Only the lines that hold "maxillary" should be in the answer, each copied from the data below.

Segment Start: RECORD EXCERPTS

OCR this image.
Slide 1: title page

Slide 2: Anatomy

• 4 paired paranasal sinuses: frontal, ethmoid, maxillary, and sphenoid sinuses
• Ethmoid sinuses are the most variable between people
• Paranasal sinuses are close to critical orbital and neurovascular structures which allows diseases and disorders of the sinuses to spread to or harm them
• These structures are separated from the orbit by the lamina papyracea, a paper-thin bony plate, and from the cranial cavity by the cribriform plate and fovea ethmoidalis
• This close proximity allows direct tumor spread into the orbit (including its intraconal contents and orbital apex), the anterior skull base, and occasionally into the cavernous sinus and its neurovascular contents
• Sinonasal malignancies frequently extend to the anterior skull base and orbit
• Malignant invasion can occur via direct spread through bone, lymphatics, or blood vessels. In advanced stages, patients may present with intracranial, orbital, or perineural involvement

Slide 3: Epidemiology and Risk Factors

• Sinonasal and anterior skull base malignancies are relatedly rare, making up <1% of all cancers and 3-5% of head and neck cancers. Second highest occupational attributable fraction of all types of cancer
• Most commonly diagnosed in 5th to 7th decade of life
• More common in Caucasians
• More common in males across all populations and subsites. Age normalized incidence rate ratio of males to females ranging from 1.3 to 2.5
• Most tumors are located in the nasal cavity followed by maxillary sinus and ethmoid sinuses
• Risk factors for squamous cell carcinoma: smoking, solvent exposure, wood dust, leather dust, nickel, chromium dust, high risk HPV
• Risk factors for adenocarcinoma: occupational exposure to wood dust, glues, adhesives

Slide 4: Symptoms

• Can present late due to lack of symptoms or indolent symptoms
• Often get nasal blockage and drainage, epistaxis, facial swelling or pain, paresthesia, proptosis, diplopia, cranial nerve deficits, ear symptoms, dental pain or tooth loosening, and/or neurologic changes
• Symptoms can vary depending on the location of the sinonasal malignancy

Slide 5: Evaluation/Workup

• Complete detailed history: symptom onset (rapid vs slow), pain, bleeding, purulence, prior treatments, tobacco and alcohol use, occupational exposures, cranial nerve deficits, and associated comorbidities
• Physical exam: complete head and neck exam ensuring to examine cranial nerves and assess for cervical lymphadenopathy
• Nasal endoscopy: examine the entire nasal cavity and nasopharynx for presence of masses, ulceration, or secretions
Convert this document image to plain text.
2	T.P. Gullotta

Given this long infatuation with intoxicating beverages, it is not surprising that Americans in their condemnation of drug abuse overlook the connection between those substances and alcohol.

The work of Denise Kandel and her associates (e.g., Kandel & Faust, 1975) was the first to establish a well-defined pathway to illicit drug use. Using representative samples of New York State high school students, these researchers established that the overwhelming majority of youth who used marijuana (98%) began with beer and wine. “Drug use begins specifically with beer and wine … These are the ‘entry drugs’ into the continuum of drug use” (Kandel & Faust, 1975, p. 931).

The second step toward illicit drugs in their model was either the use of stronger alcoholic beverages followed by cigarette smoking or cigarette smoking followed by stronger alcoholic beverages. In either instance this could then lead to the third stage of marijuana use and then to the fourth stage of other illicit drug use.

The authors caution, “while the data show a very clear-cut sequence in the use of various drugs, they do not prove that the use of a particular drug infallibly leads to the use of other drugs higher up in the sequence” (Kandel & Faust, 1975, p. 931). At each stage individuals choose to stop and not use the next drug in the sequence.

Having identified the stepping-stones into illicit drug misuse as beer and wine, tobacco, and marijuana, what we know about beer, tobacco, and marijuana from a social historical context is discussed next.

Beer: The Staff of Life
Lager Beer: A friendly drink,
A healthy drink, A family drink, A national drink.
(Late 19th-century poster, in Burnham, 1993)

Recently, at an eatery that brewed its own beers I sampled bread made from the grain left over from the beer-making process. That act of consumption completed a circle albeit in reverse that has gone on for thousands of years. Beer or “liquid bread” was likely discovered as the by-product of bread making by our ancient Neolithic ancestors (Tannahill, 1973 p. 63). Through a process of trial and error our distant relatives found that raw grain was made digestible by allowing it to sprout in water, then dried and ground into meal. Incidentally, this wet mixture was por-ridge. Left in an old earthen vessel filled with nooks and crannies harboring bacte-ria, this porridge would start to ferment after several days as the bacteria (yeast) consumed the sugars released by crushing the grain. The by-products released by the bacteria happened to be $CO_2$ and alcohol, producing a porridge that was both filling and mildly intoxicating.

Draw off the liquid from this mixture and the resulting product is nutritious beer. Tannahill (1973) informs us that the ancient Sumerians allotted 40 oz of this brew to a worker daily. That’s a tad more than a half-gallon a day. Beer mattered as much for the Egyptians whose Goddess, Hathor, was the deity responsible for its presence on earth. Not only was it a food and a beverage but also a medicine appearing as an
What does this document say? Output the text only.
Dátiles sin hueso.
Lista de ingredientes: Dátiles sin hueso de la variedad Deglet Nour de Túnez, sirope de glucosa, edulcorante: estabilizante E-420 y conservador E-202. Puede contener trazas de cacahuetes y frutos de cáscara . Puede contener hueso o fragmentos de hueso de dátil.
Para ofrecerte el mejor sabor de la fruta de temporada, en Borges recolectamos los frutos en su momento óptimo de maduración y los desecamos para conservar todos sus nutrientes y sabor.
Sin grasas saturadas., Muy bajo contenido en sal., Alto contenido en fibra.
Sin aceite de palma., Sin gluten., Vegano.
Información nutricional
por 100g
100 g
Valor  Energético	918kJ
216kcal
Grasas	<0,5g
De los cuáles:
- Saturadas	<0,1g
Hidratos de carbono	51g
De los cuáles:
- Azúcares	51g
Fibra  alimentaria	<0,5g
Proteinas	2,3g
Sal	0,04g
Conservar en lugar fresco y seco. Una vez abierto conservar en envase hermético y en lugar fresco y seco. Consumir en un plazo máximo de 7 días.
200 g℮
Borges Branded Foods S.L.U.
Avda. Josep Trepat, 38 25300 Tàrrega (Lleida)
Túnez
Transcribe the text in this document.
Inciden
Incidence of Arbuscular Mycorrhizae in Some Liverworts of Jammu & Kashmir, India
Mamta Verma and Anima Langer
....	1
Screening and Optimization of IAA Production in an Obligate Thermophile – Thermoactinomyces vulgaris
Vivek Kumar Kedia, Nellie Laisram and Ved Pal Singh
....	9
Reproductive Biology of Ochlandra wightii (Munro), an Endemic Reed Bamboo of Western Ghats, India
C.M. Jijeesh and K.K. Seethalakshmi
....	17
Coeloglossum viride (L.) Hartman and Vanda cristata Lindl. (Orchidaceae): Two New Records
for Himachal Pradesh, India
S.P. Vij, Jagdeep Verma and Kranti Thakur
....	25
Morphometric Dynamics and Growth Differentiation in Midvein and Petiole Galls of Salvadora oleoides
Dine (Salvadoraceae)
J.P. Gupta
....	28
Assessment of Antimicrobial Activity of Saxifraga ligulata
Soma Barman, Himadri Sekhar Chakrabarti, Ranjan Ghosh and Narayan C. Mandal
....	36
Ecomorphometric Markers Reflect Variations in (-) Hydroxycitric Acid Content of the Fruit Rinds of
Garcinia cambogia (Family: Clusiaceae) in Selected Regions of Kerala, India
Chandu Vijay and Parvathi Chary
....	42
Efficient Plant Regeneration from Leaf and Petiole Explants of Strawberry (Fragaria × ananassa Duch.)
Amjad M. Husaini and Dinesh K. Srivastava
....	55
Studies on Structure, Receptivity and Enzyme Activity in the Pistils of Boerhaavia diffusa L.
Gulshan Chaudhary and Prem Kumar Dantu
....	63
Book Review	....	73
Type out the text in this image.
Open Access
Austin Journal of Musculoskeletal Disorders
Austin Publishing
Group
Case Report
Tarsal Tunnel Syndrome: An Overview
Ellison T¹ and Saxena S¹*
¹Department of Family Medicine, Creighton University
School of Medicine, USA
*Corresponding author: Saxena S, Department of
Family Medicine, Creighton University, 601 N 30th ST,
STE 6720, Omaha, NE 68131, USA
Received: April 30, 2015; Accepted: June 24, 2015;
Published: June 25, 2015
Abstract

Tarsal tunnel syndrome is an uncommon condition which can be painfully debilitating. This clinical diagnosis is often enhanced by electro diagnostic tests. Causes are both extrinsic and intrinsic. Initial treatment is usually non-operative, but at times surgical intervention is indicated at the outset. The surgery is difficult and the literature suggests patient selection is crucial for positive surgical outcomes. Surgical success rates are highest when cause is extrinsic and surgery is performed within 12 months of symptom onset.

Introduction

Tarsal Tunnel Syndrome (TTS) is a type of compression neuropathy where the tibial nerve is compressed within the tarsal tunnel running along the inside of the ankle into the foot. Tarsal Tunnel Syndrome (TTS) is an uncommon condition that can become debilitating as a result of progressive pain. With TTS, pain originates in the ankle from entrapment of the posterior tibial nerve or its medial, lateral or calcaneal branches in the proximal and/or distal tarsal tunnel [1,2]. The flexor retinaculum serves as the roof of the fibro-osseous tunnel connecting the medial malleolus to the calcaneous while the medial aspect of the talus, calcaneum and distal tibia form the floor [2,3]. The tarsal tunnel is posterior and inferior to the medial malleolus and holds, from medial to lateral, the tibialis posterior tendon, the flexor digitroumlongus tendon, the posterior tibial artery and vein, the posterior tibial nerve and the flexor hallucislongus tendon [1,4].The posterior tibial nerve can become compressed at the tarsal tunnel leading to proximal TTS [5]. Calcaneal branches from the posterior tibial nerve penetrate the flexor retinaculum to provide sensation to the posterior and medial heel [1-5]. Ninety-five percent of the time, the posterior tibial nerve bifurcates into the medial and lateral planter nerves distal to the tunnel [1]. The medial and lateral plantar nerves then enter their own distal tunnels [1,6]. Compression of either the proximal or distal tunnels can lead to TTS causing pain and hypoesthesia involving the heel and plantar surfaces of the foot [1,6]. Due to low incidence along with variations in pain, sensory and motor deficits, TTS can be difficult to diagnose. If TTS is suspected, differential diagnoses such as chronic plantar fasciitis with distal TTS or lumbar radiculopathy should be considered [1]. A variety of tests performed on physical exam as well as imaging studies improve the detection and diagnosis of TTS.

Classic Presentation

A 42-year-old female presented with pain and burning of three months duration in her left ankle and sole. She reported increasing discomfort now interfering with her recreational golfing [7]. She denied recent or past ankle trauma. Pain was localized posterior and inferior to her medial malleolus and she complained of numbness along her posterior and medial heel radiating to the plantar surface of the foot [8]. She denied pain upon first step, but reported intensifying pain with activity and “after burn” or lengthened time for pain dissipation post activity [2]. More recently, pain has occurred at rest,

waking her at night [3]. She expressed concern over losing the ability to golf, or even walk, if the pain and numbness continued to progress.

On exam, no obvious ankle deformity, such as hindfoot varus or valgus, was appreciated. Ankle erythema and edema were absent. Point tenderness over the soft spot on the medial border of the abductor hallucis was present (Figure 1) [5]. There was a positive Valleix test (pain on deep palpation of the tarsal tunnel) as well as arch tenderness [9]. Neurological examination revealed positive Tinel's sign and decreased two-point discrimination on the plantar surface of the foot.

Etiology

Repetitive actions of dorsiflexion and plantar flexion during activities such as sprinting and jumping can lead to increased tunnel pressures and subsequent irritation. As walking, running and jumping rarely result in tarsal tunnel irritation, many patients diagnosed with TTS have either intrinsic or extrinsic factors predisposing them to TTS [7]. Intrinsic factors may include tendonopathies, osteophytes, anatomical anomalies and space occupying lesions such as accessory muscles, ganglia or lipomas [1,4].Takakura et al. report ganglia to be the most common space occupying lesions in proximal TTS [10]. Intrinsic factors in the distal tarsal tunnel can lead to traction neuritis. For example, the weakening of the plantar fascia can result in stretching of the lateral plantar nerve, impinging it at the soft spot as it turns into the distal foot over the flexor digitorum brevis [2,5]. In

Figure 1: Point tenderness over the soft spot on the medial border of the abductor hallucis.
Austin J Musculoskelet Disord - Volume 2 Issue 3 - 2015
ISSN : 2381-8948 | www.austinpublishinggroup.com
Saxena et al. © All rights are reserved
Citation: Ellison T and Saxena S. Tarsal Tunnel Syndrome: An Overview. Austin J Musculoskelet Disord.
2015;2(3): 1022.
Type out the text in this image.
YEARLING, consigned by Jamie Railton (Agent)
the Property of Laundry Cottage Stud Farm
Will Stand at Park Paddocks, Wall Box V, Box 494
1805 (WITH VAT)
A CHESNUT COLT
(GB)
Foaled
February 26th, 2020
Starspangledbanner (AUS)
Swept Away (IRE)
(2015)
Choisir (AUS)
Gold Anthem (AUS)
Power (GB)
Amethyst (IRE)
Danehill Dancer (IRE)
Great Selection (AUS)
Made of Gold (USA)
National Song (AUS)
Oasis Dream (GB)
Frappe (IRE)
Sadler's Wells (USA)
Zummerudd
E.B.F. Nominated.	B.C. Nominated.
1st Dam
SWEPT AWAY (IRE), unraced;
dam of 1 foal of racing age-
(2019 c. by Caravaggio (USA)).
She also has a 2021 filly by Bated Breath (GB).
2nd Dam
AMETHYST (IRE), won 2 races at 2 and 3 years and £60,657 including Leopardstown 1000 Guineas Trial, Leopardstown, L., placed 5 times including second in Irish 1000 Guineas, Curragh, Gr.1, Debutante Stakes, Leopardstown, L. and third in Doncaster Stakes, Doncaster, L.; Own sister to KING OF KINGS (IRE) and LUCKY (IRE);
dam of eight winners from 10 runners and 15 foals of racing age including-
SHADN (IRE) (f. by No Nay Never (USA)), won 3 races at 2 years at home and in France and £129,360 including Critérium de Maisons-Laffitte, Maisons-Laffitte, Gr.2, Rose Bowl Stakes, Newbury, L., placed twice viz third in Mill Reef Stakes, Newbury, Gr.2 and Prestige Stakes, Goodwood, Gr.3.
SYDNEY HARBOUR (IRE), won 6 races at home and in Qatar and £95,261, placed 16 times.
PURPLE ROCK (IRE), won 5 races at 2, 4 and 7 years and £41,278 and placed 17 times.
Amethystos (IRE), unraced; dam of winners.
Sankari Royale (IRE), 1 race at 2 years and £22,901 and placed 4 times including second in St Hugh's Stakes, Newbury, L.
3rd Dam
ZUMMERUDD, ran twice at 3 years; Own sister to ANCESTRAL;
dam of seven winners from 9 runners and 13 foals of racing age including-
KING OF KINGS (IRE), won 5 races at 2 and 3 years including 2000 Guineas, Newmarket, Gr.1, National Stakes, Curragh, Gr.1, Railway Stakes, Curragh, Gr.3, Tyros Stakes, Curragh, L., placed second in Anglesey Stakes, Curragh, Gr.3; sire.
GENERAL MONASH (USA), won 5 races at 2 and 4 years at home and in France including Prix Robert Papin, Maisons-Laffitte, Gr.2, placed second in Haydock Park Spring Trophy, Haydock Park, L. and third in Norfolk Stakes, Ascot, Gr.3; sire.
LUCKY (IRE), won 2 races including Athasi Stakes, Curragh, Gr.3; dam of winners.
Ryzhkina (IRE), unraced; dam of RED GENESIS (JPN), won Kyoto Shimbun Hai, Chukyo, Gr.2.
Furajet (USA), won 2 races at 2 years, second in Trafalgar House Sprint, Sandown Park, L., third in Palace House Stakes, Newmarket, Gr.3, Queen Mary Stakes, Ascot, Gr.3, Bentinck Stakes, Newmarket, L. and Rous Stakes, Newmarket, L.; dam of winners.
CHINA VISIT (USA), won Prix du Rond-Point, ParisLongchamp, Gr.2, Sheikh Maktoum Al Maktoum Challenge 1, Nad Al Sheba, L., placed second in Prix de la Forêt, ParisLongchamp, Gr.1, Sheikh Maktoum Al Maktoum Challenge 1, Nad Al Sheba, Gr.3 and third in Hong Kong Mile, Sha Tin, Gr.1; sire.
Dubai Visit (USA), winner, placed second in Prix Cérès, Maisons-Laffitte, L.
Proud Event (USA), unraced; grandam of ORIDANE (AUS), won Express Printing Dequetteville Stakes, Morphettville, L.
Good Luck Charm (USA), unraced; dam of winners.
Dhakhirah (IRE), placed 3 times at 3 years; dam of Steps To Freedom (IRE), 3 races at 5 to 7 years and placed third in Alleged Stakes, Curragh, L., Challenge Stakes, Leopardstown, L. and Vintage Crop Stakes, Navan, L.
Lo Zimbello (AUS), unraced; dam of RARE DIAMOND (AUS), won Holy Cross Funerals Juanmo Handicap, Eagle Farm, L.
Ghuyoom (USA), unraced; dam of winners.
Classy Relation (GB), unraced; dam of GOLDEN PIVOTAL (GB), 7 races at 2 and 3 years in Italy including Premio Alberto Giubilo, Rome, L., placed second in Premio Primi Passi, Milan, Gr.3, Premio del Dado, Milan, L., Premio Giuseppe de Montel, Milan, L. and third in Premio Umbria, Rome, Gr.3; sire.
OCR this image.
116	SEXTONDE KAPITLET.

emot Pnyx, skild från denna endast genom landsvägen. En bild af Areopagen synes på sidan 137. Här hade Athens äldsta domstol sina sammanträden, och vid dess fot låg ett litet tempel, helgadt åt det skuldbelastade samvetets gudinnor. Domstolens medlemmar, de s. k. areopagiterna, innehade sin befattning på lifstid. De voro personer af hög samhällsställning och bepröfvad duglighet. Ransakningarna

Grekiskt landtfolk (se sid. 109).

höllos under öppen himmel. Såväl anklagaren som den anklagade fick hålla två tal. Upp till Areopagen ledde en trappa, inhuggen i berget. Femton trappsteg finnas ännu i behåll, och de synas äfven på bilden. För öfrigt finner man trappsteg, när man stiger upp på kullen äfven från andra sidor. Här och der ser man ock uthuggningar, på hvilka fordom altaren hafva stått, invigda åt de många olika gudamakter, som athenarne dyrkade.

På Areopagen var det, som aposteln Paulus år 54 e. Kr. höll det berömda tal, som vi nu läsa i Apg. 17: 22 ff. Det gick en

Segment End: RECORD EXCERPTS

= ANSWER =
• 4 paired paranasal sinuses: frontal, ethmoid, maxillary, and sphenoid sinuses
• Most tumors are located in the nasal cavity followed by maxillary sinus and ethmoid sinuses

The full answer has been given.